Material:

..............................

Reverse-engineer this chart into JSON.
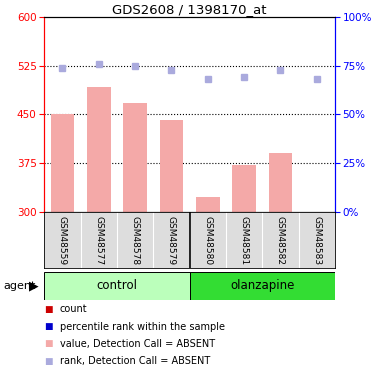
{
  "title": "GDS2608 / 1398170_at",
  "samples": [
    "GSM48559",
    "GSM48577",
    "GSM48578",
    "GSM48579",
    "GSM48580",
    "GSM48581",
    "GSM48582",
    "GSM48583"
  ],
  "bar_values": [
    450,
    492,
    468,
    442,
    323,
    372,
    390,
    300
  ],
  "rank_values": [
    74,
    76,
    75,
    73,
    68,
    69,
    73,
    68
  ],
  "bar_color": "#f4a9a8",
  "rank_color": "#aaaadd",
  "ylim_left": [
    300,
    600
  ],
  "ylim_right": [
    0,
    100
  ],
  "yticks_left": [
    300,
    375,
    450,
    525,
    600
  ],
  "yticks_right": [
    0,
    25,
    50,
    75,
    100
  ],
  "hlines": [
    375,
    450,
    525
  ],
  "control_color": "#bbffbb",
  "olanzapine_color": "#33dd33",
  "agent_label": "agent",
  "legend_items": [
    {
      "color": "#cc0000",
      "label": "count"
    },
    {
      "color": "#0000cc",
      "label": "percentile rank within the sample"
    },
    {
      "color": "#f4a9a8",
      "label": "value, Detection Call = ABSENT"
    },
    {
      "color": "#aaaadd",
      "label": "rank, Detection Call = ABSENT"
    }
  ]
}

..............................

What comes back should match the records exactly, minus any pictures.

Reverse-engineer this chart into JSON.
{
  "title": "GDS2608 / 1398170_at",
  "samples": [
    "GSM48559",
    "GSM48577",
    "GSM48578",
    "GSM48579",
    "GSM48580",
    "GSM48581",
    "GSM48582",
    "GSM48583"
  ],
  "bar_values": [
    450,
    492,
    468,
    442,
    323,
    372,
    390,
    300
  ],
  "rank_values": [
    74,
    76,
    75,
    73,
    68,
    69,
    73,
    68
  ],
  "bar_color": "#f4a9a8",
  "rank_color": "#aaaadd",
  "ylim_left": [
    300,
    600
  ],
  "ylim_right": [
    0,
    100
  ],
  "yticks_left": [
    300,
    375,
    450,
    525,
    600
  ],
  "yticks_right": [
    0,
    25,
    50,
    75,
    100
  ],
  "hlines": [
    375,
    450,
    525
  ],
  "control_color": "#bbffbb",
  "olanzapine_color": "#33dd33",
  "agent_label": "agent",
  "legend_items": [
    {
      "color": "#cc0000",
      "label": "count"
    },
    {
      "color": "#0000cc",
      "label": "percentile rank within the sample"
    },
    {
      "color": "#f4a9a8",
      "label": "value, Detection Call = ABSENT"
    },
    {
      "color": "#aaaadd",
      "label": "rank, Detection Call = ABSENT"
    }
  ]
}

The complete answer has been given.